## Begin Data provided

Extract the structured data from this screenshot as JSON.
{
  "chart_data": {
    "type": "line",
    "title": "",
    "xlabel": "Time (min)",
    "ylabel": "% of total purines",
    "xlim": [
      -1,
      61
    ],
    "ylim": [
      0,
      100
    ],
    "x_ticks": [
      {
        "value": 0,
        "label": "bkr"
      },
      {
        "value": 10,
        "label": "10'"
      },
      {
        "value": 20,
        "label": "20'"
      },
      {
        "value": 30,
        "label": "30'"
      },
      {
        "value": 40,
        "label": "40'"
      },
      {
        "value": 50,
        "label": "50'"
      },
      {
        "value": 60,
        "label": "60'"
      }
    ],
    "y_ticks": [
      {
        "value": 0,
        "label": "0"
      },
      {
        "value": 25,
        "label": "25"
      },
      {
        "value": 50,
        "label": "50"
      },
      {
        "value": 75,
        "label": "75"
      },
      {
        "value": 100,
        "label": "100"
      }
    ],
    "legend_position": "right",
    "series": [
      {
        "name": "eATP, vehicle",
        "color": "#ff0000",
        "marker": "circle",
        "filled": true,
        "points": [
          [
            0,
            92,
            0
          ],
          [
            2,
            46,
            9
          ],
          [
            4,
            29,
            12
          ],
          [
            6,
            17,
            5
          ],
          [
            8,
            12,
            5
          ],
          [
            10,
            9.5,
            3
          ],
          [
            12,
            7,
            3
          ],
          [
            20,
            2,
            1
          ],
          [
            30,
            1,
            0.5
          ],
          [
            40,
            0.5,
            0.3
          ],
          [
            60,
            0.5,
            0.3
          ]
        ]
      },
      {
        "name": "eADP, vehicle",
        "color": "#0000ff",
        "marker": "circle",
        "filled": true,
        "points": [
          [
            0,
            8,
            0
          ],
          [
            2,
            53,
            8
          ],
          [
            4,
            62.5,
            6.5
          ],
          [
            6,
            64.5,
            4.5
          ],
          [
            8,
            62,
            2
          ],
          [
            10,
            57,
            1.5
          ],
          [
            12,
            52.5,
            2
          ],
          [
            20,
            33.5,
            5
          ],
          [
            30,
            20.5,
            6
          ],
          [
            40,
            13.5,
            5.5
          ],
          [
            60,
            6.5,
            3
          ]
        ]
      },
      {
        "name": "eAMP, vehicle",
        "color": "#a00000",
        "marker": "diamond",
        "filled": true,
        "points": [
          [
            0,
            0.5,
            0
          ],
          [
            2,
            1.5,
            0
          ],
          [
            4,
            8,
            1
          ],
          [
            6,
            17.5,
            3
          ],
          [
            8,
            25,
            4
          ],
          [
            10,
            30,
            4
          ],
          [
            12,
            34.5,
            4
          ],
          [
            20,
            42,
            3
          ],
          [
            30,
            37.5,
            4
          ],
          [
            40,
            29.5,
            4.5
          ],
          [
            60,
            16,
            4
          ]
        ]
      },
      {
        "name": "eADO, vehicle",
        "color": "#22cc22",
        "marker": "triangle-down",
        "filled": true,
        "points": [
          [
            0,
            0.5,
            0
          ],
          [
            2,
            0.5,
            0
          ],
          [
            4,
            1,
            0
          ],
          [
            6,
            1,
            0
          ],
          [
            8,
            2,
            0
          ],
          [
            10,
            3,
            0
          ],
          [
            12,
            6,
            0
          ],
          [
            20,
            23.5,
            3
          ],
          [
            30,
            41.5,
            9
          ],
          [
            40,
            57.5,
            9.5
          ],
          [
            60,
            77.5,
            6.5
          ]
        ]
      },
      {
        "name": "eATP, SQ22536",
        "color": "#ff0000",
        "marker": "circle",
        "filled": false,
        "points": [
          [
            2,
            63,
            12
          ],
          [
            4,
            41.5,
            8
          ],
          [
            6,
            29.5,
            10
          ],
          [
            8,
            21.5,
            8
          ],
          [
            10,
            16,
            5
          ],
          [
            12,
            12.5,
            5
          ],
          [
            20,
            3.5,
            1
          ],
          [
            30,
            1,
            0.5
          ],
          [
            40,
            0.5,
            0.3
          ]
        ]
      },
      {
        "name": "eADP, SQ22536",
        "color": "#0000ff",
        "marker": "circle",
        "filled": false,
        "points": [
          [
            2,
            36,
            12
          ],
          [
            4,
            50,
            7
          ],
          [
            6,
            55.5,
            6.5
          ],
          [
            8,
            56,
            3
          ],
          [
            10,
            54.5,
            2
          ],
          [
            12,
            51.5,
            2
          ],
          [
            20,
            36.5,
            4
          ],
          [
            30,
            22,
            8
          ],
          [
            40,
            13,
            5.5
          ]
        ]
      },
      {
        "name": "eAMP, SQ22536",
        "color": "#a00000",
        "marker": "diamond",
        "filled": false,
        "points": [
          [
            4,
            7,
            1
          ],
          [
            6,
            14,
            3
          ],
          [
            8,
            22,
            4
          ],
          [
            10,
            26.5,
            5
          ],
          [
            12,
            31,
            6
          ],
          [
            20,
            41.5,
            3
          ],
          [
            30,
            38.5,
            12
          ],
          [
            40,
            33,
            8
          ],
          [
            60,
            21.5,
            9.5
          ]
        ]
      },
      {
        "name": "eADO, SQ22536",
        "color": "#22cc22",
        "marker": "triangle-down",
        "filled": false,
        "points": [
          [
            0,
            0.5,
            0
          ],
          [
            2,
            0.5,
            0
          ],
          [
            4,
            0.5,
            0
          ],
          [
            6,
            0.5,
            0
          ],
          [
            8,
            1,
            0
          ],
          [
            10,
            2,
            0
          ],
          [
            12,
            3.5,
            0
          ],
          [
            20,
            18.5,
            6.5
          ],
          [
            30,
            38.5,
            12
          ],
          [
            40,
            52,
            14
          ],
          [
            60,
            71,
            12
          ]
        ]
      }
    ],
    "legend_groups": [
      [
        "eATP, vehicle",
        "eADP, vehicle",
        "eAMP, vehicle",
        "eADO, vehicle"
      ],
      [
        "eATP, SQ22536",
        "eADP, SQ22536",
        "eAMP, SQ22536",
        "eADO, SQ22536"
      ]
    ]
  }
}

## End Data provided

> Exercise brief
Using the records above, pull out each line where the word "vehicle" occurs.

> Solved problem
        "name": "eATP, vehicle",
        "name": "eADP, vehicle",
        "name": "eAMP, vehicle",
        "name": "eADO, vehicle",
        "eATP, vehicle",
        "eADP, vehicle",
        "eAMP, vehicle",
        "eADO, vehicle"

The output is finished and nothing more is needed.